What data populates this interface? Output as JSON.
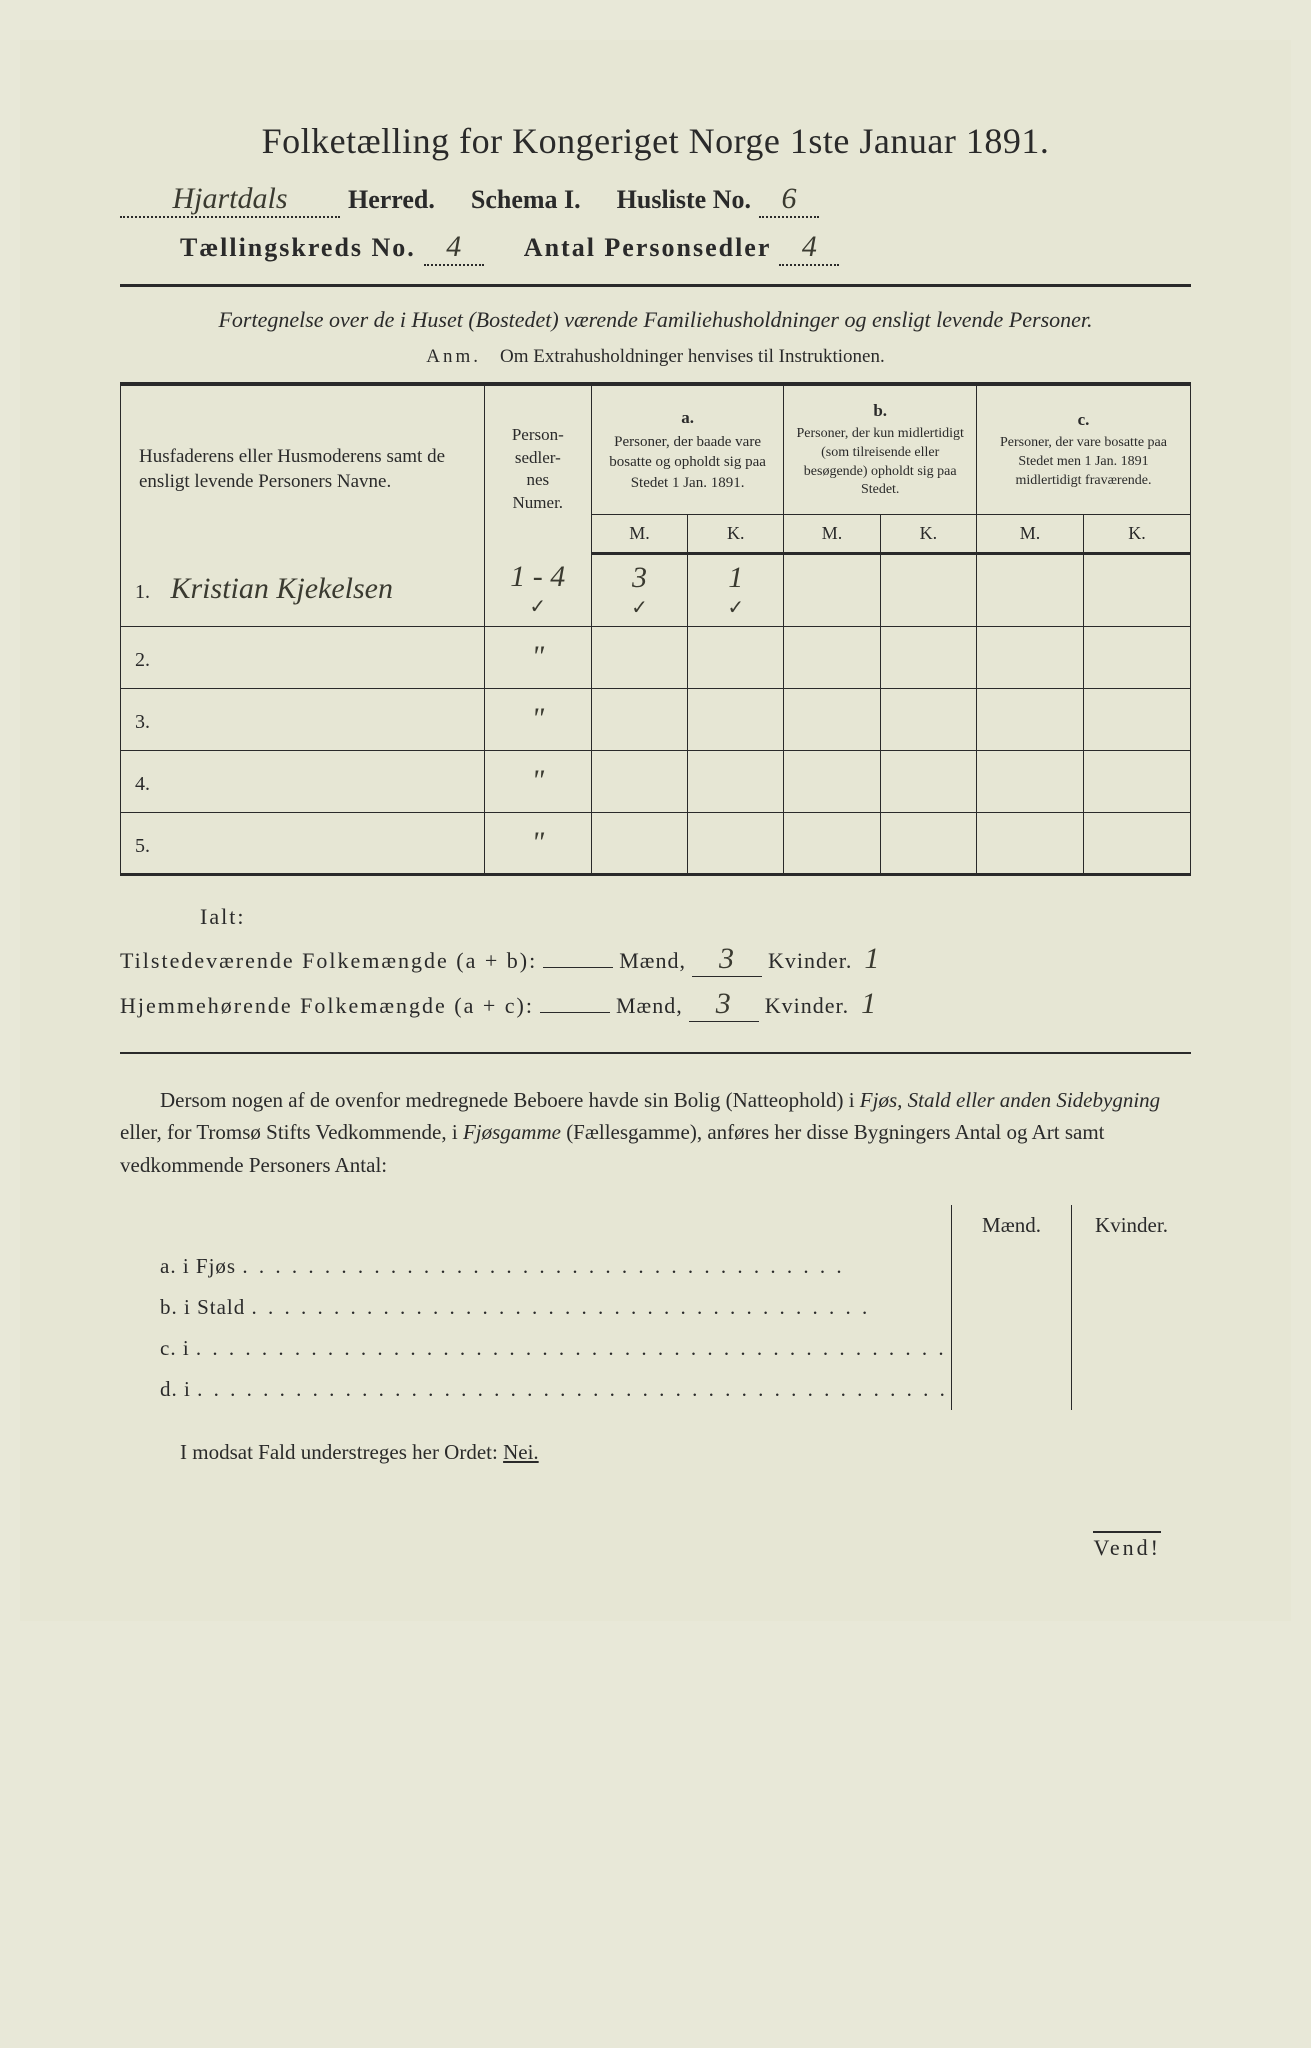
{
  "title": "Folketælling for Kongeriget Norge 1ste Januar 1891.",
  "header": {
    "herred_hw": "Hjartdals",
    "herred_label": "Herred.",
    "schema_label": "Schema I.",
    "husliste_label": "Husliste No.",
    "husliste_no_hw": "6",
    "kreds_label": "Tællingskreds No.",
    "kreds_no_hw": "4",
    "antal_label": "Antal Personsedler",
    "antal_hw": "4"
  },
  "subtitle": "Fortegnelse over de i Huset (Bostedet) værende Familiehusholdninger og ensligt levende Personer.",
  "anm_label": "Anm.",
  "anm_text": "Om Extrahusholdninger henvises til Instruktionen.",
  "table": {
    "col_main": "Husfaderens eller Husmoderens samt de ensligt levende Personers Navne.",
    "col_numer": "Person-\nsedler-\nnes\nNumer.",
    "col_a_letter": "a.",
    "col_a": "Personer, der baade vare bosatte og opholdt sig paa Stedet 1 Jan. 1891.",
    "col_b_letter": "b.",
    "col_b": "Personer, der kun midlertidigt (som tilreisende eller besøgende) opholdt sig paa Stedet.",
    "col_c_letter": "c.",
    "col_c": "Personer, der vare bosatte paa Stedet men 1 Jan. 1891 midlertidigt fraværende.",
    "m": "M.",
    "k": "K.",
    "rows": [
      {
        "n": "1.",
        "name_hw": "Kristian Kjekelsen",
        "numer_hw": "1 - 4",
        "a_m": "3",
        "a_k": "1",
        "b_m": "",
        "b_k": "",
        "c_m": "",
        "c_k": ""
      },
      {
        "n": "2.",
        "name_hw": "",
        "numer_hw": "\"",
        "a_m": "",
        "a_k": "",
        "b_m": "",
        "b_k": "",
        "c_m": "",
        "c_k": ""
      },
      {
        "n": "3.",
        "name_hw": "",
        "numer_hw": "\"",
        "a_m": "",
        "a_k": "",
        "b_m": "",
        "b_k": "",
        "c_m": "",
        "c_k": ""
      },
      {
        "n": "4.",
        "name_hw": "",
        "numer_hw": "\"",
        "a_m": "",
        "a_k": "",
        "b_m": "",
        "b_k": "",
        "c_m": "",
        "c_k": ""
      },
      {
        "n": "5.",
        "name_hw": "",
        "numer_hw": "\"",
        "a_m": "",
        "a_k": "",
        "b_m": "",
        "b_k": "",
        "c_m": "",
        "c_k": ""
      }
    ]
  },
  "ialt": {
    "label": "Ialt:",
    "line1_a": "Tilstedeværende Folkemængde (a + b):",
    "line2_a": "Hjemmehørende Folkemængde (a + c):",
    "maend": "Mænd,",
    "kvinder": "Kvinder.",
    "tm": "3",
    "tk": "1",
    "hm": "3",
    "hk": "1"
  },
  "para": "Dersom nogen af de ovenfor medregnede Beboere havde sin Bolig (Natteophold) i Fjøs, Stald eller anden Sidebygning eller, for Tromsø Stifts Vedkommende, i Fjøsgamme (Fællesgamme), anføres her disse Bygningers Antal og Art samt vedkommende Personers Antal:",
  "sidebygning": {
    "head_m": "Mænd.",
    "head_k": "Kvinder.",
    "rows": [
      {
        "label": "a.  i      Fjøs",
        "dots": ". . . . . . . . . . . . . .   . . . . . . . . . . . . . . . . . . . . . . ."
      },
      {
        "label": "b.  i      Stald",
        "dots": " . . . . . . . . . . . . . . . . . . . . . . . . . . . . . . . . . . . . . ."
      },
      {
        "label": "c.  i",
        "dots": " . . . . . . . . . . . . . . . . . . . . . . . . . . . . . . . . . . . . . . . . . . . . . ."
      },
      {
        "label": "d.  i",
        "dots": " . . . . . . . . . . . . . . . . . . . . . . . . . . . . . . . . . . . . . . . . . . . . . ."
      }
    ]
  },
  "footer": {
    "text_a": "I modsat Fald understreges her Ordet: ",
    "nei": "Nei.",
    "vend": "Vend!"
  },
  "colors": {
    "bg": "#e6e6d4",
    "ink": "#2a2a2a",
    "hw": "#3a3a30"
  }
}
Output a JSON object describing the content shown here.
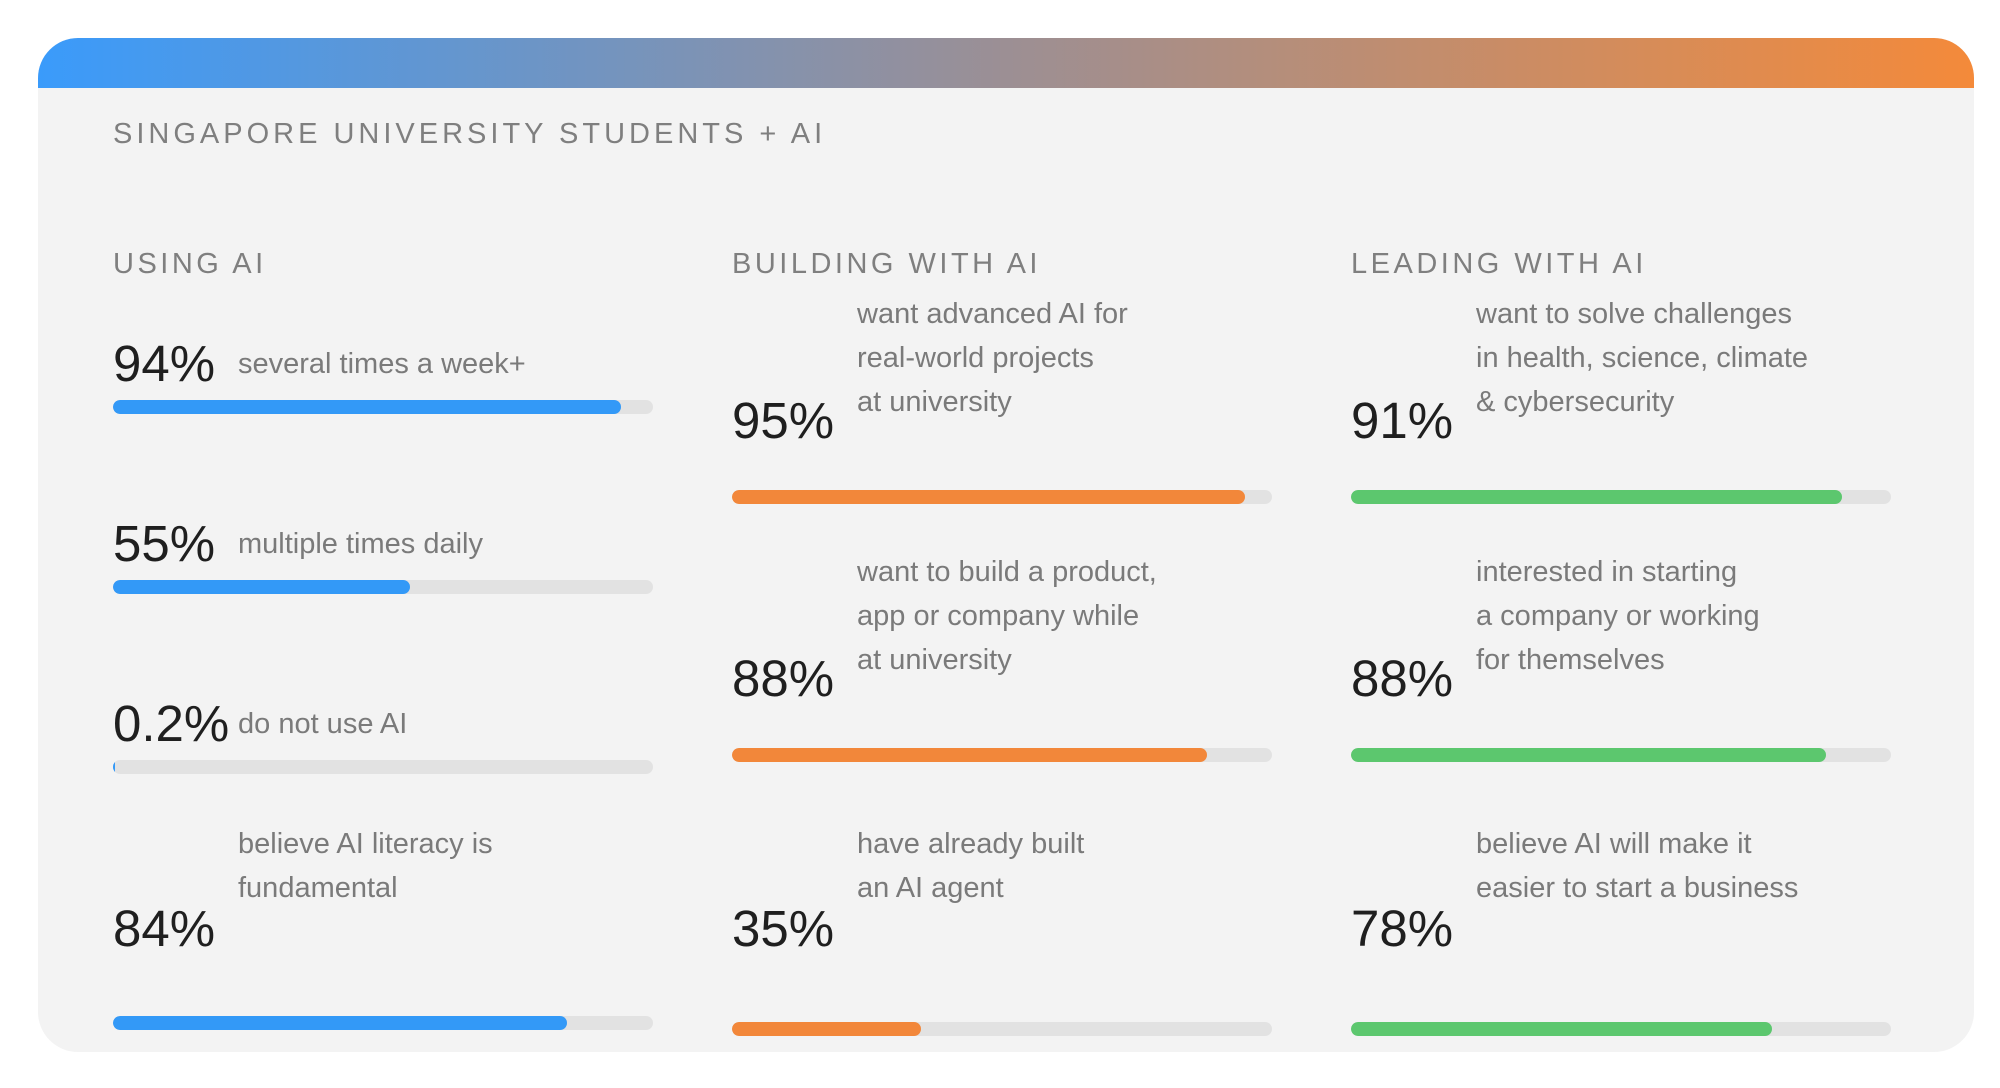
{
  "title": "SINGAPORE UNIVERSITY STUDENTS + AI",
  "colors": {
    "gradient_start": "#3a9bfb",
    "gradient_end": "#f48a3a",
    "using": "#3399f7",
    "building": "#f2873a",
    "leading": "#5cc76e",
    "track": "#e2e2e2"
  },
  "chart_data": {
    "type": "bar",
    "title": "SINGAPORE UNIVERSITY STUDENTS + AI",
    "xlim": [
      0,
      100
    ],
    "columns": [
      {
        "heading": "USING AI",
        "color": "#3399f7",
        "items": [
          {
            "label": "94%",
            "value": 94,
            "desc": [
              "several times a week+"
            ]
          },
          {
            "label": "55%",
            "value": 55,
            "desc": [
              "multiple times daily"
            ]
          },
          {
            "label": "0.2%",
            "value": 0.2,
            "desc": [
              "do not use AI"
            ]
          },
          {
            "label": "84%",
            "value": 84,
            "desc": [
              "believe AI literacy is",
              "fundamental"
            ]
          }
        ]
      },
      {
        "heading": "BUILDING WITH AI",
        "color": "#f2873a",
        "items": [
          {
            "label": "95%",
            "value": 95,
            "desc": [
              "want advanced AI for",
              "real-world projects",
              "at university"
            ]
          },
          {
            "label": "88%",
            "value": 88,
            "desc": [
              "want to build a product,",
              "app or company while",
              "at university"
            ]
          },
          {
            "label": "35%",
            "value": 35,
            "desc": [
              "have already built",
              "an AI agent"
            ]
          }
        ]
      },
      {
        "heading": "LEADING WITH AI",
        "color": "#5cc76e",
        "items": [
          {
            "label": "91%",
            "value": 91,
            "desc": [
              "want to solve challenges",
              "in health, science, climate",
              "& cybersecurity"
            ]
          },
          {
            "label": "88%",
            "value": 88,
            "desc": [
              "interested in starting",
              "a company or working",
              "for themselves"
            ]
          },
          {
            "label": "78%",
            "value": 78,
            "desc": [
              "believe AI will make it",
              "easier to start a business"
            ]
          }
        ]
      }
    ]
  }
}
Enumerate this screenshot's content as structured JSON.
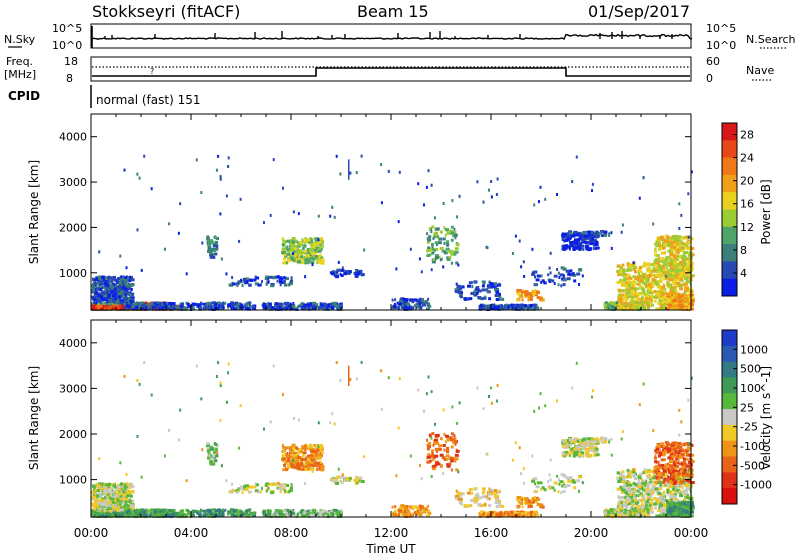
{
  "header": {
    "station": "Stokkseyri (fitACF)",
    "beam": "Beam 15",
    "date": "01/Sep/2017"
  },
  "sky_panel": {
    "left_label": "N.Sky",
    "right_label": "N.Search",
    "left_ticks": [
      "10^5",
      "10^0"
    ],
    "right_ticks": [
      "10^5",
      "10^0"
    ]
  },
  "freq_panel": {
    "left_label_1": "Freq.",
    "left_label_2": "[MHz]",
    "right_label": "Nave",
    "left_ticks": [
      "18",
      "8"
    ],
    "right_ticks": [
      "60",
      "0"
    ]
  },
  "cpid": {
    "label": "CPID",
    "program": "normal (fast) 151"
  },
  "x_axis": {
    "label": "Time UT",
    "ticks": [
      "00:00",
      "04:00",
      "08:00",
      "12:00",
      "16:00",
      "20:00",
      "00:00"
    ]
  },
  "chart_data": [
    {
      "type": "heatmap",
      "title": "",
      "ylabel": "Slant Range [km]",
      "xlabel": "Time UT",
      "xlim_hours": [
        0,
        24
      ],
      "ylim": [
        180,
        4500
      ],
      "yticks": [
        1000,
        2000,
        3000,
        4000
      ],
      "colorbar": {
        "label": "Power [dB]",
        "ticks": [
          "4",
          "8",
          "12",
          "16",
          "20",
          "24",
          "28"
        ],
        "range": [
          0,
          30
        ],
        "colors": [
          "#0a1ee6",
          "#2848b4",
          "#3b7f7a",
          "#4da56a",
          "#9ccc34",
          "#e8d21e",
          "#f0a018",
          "#f07818",
          "#e84818",
          "#d81818"
        ]
      }
    },
    {
      "type": "heatmap",
      "title": "",
      "ylabel": "Slant Range [km]",
      "xlabel": "Time UT",
      "xlim_hours": [
        0,
        24
      ],
      "ylim": [
        180,
        4500
      ],
      "yticks": [
        1000,
        2000,
        3000,
        4000
      ],
      "colorbar": {
        "label": "Velocity [m s^-1]",
        "ticks": [
          "1000",
          "500",
          "100",
          "25",
          "-25",
          "-100",
          "-500",
          "-1000"
        ],
        "colors": [
          "#1e3cc8",
          "#2a5ab4",
          "#347a84",
          "#3f9a58",
          "#58b83c",
          "#c8c8c4",
          "#f0c828",
          "#f09418",
          "#e86418",
          "#e03018",
          "#d81010"
        ]
      }
    }
  ]
}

◆ Exercise task
Find the lines that include the string "Personers", then copy each of them.

◆ Finished exercise
    "col_main": "Husfaderens eller Husmoderens samt de ensligt levende Personers Navne.",
  "para": "Dersom nogen af de ovenfor medregnede Beboere havde sin Bolig (Natteophold) i Fjøs, Stald eller anden Sidebygning eller, for Tromsø Stifts Vedkommende, i Fjøsgamme (Fællesgamme), anføres her disse Bygningers Antal og Art samt vedkommende Personers Antal:",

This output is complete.